### Data section
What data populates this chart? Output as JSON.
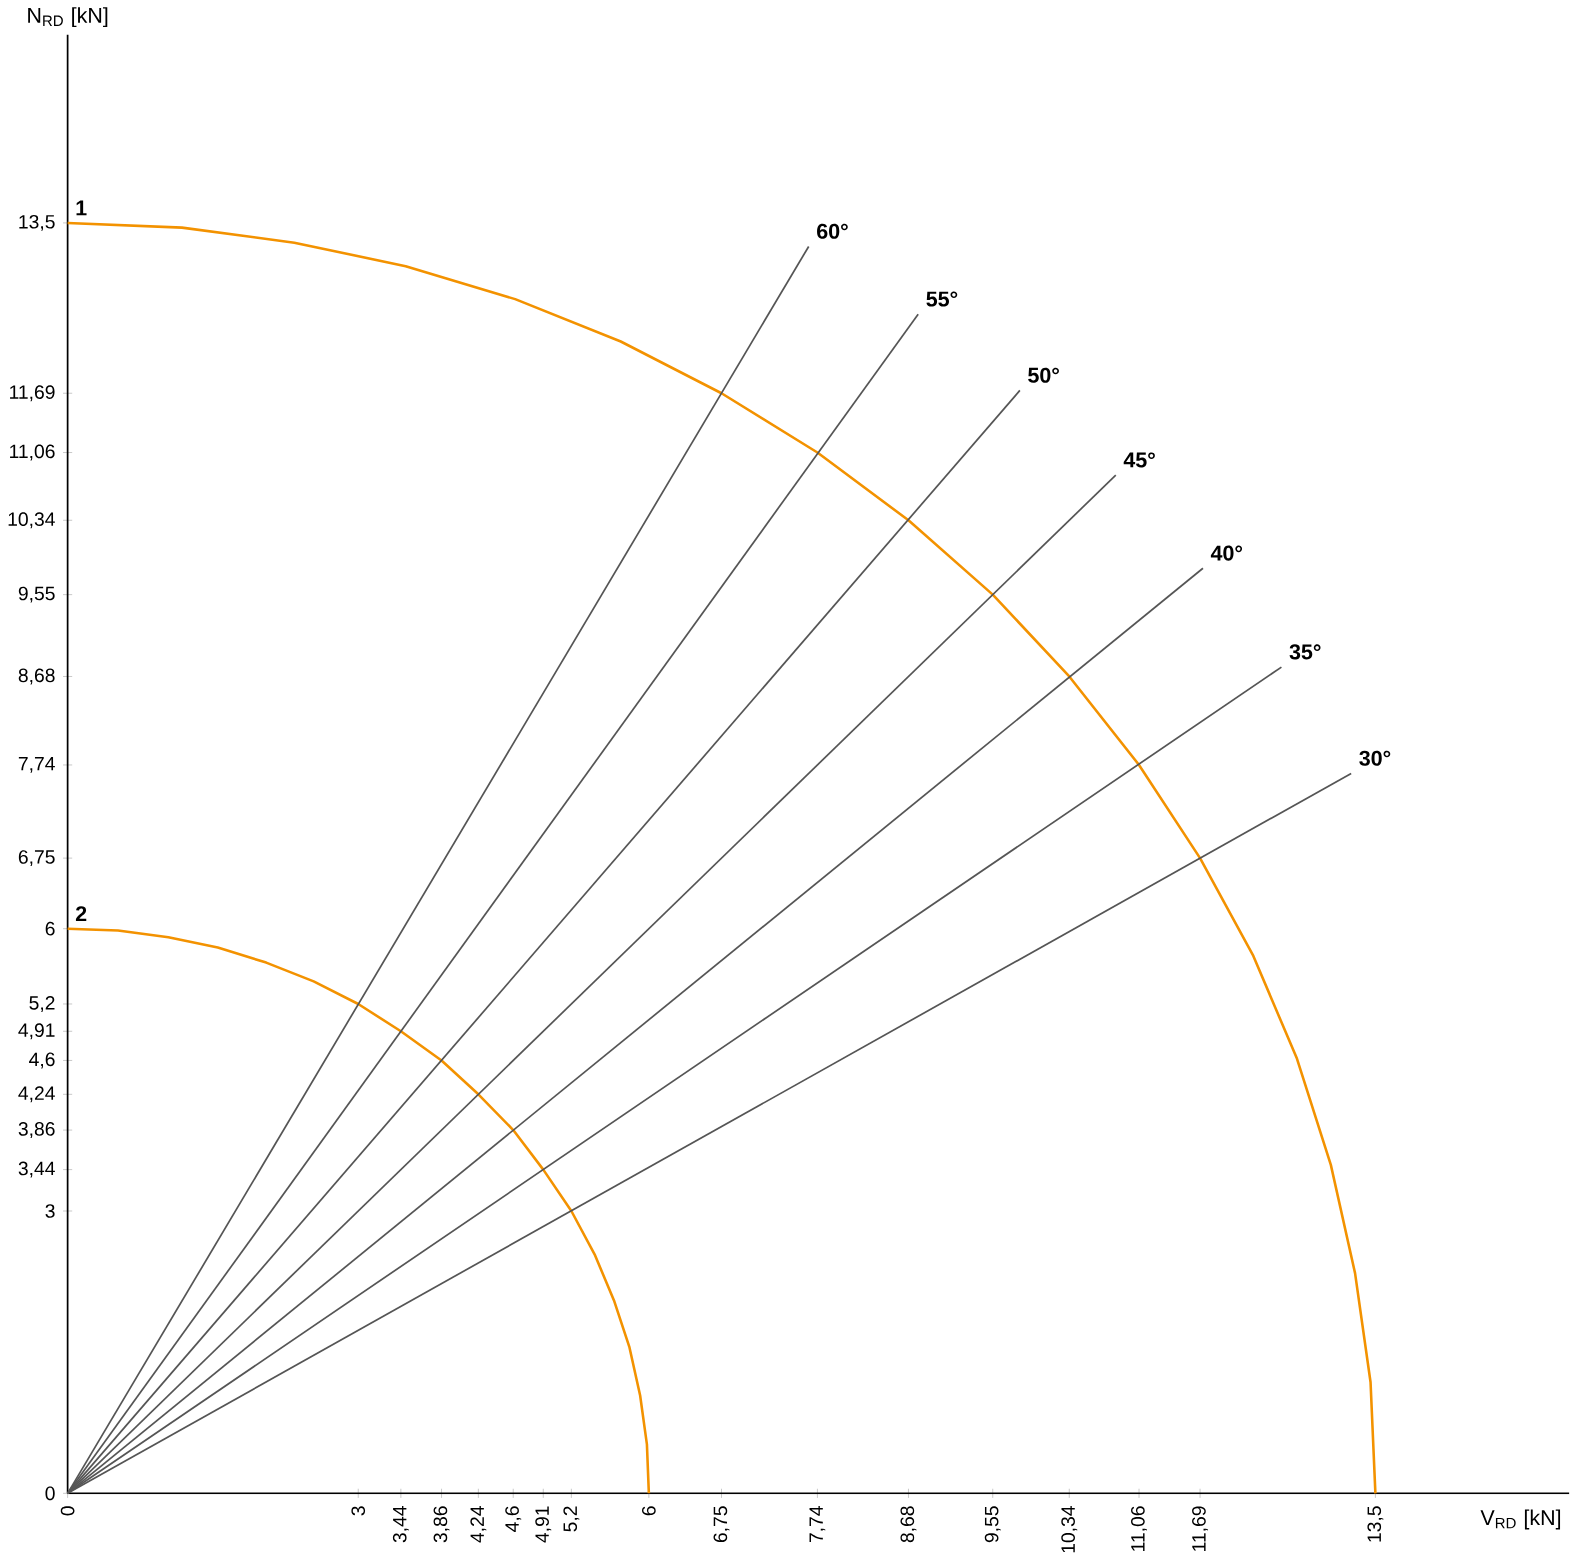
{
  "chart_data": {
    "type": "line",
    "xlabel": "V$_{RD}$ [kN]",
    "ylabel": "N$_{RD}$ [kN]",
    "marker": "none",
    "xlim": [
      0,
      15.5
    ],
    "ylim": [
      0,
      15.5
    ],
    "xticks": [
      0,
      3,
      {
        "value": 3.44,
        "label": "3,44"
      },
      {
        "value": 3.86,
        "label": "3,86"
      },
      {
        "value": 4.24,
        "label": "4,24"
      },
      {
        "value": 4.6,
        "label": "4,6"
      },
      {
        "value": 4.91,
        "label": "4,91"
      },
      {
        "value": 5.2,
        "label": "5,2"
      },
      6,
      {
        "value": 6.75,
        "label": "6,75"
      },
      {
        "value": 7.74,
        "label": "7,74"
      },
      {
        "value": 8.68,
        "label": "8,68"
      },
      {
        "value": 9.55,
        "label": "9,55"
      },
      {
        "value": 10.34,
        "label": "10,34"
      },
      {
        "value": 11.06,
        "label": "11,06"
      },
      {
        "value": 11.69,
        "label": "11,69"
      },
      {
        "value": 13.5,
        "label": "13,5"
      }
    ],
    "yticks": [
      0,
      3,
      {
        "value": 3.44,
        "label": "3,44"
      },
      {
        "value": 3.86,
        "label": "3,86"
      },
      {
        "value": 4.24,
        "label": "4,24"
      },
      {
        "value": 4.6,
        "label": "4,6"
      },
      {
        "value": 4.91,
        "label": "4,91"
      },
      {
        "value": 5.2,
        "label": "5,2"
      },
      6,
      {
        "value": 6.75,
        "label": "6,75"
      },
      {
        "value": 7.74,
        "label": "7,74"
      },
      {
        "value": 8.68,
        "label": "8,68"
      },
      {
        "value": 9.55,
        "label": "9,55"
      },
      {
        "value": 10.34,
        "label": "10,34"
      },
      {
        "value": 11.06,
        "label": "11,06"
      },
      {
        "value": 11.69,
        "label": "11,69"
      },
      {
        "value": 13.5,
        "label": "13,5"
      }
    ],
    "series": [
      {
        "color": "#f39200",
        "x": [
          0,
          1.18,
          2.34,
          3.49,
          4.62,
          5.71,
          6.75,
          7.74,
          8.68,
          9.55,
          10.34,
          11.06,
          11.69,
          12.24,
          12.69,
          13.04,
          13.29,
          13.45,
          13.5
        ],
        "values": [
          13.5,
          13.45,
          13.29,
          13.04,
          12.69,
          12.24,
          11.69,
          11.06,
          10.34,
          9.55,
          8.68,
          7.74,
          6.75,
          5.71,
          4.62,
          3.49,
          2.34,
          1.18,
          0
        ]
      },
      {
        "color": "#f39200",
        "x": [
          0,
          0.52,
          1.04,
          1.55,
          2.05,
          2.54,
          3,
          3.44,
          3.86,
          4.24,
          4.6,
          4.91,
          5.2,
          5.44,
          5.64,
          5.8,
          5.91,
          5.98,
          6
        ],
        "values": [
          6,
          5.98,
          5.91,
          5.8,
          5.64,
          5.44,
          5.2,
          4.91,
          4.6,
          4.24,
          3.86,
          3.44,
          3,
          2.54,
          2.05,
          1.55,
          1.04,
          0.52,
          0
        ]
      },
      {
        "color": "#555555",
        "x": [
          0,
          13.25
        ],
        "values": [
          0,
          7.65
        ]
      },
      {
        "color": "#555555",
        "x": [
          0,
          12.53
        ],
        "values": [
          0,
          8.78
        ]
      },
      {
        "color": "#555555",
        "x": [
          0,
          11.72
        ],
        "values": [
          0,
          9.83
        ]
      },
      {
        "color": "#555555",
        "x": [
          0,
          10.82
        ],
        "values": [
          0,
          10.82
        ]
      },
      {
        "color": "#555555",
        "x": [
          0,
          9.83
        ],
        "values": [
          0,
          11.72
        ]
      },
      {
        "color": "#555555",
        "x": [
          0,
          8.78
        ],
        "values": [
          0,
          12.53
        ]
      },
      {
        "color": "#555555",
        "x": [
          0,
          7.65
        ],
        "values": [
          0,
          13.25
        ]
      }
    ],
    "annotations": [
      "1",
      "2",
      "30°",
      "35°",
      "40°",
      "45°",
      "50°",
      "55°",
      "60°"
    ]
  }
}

### Exercise instructions
Retype each record exactly as it stands, but do not include the pictures.

### Exercise output
What data populates this chart? Output as JSON.
{
  "chart_data": {
    "type": "line",
    "xlabel": "V$_{RD}$ [kN]",
    "ylabel": "N$_{RD}$ [kN]",
    "marker": "none",
    "xlim": [
      0,
      15.5
    ],
    "ylim": [
      0,
      15.5
    ],
    "xticks": [
      0,
      3,
      {
        "value": 3.44,
        "label": "3,44"
      },
      {
        "value": 3.86,
        "label": "3,86"
      },
      {
        "value": 4.24,
        "label": "4,24"
      },
      {
        "value": 4.6,
        "label": "4,6"
      },
      {
        "value": 4.91,
        "label": "4,91"
      },
      {
        "value": 5.2,
        "label": "5,2"
      },
      6,
      {
        "value": 6.75,
        "label": "6,75"
      },
      {
        "value": 7.74,
        "label": "7,74"
      },
      {
        "value": 8.68,
        "label": "8,68"
      },
      {
        "value": 9.55,
        "label": "9,55"
      },
      {
        "value": 10.34,
        "label": "10,34"
      },
      {
        "value": 11.06,
        "label": "11,06"
      },
      {
        "value": 11.69,
        "label": "11,69"
      },
      {
        "value": 13.5,
        "label": "13,5"
      }
    ],
    "yticks": [
      0,
      3,
      {
        "value": 3.44,
        "label": "3,44"
      },
      {
        "value": 3.86,
        "label": "3,86"
      },
      {
        "value": 4.24,
        "label": "4,24"
      },
      {
        "value": 4.6,
        "label": "4,6"
      },
      {
        "value": 4.91,
        "label": "4,91"
      },
      {
        "value": 5.2,
        "label": "5,2"
      },
      6,
      {
        "value": 6.75,
        "label": "6,75"
      },
      {
        "value": 7.74,
        "label": "7,74"
      },
      {
        "value": 8.68,
        "label": "8,68"
      },
      {
        "value": 9.55,
        "label": "9,55"
      },
      {
        "value": 10.34,
        "label": "10,34"
      },
      {
        "value": 11.06,
        "label": "11,06"
      },
      {
        "value": 11.69,
        "label": "11,69"
      },
      {
        "value": 13.5,
        "label": "13,5"
      }
    ],
    "series": [
      {
        "color": "#f39200",
        "x": [
          0,
          1.18,
          2.34,
          3.49,
          4.62,
          5.71,
          6.75,
          7.74,
          8.68,
          9.55,
          10.34,
          11.06,
          11.69,
          12.24,
          12.69,
          13.04,
          13.29,
          13.45,
          13.5
        ],
        "values": [
          13.5,
          13.45,
          13.29,
          13.04,
          12.69,
          12.24,
          11.69,
          11.06,
          10.34,
          9.55,
          8.68,
          7.74,
          6.75,
          5.71,
          4.62,
          3.49,
          2.34,
          1.18,
          0
        ]
      },
      {
        "color": "#f39200",
        "x": [
          0,
          0.52,
          1.04,
          1.55,
          2.05,
          2.54,
          3,
          3.44,
          3.86,
          4.24,
          4.6,
          4.91,
          5.2,
          5.44,
          5.64,
          5.8,
          5.91,
          5.98,
          6
        ],
        "values": [
          6,
          5.98,
          5.91,
          5.8,
          5.64,
          5.44,
          5.2,
          4.91,
          4.6,
          4.24,
          3.86,
          3.44,
          3,
          2.54,
          2.05,
          1.55,
          1.04,
          0.52,
          0
        ]
      },
      {
        "color": "#555555",
        "x": [
          0,
          13.25
        ],
        "values": [
          0,
          7.65
        ]
      },
      {
        "color": "#555555",
        "x": [
          0,
          12.53
        ],
        "values": [
          0,
          8.78
        ]
      },
      {
        "color": "#555555",
        "x": [
          0,
          11.72
        ],
        "values": [
          0,
          9.83
        ]
      },
      {
        "color": "#555555",
        "x": [
          0,
          10.82
        ],
        "values": [
          0,
          10.82
        ]
      },
      {
        "color": "#555555",
        "x": [
          0,
          9.83
        ],
        "values": [
          0,
          11.72
        ]
      },
      {
        "color": "#555555",
        "x": [
          0,
          8.78
        ],
        "values": [
          0,
          12.53
        ]
      },
      {
        "color": "#555555",
        "x": [
          0,
          7.65
        ],
        "values": [
          0,
          13.25
        ]
      }
    ],
    "annotations": [
      "1",
      "2",
      "30°",
      "35°",
      "40°",
      "45°",
      "50°",
      "55°",
      "60°"
    ]
  }
}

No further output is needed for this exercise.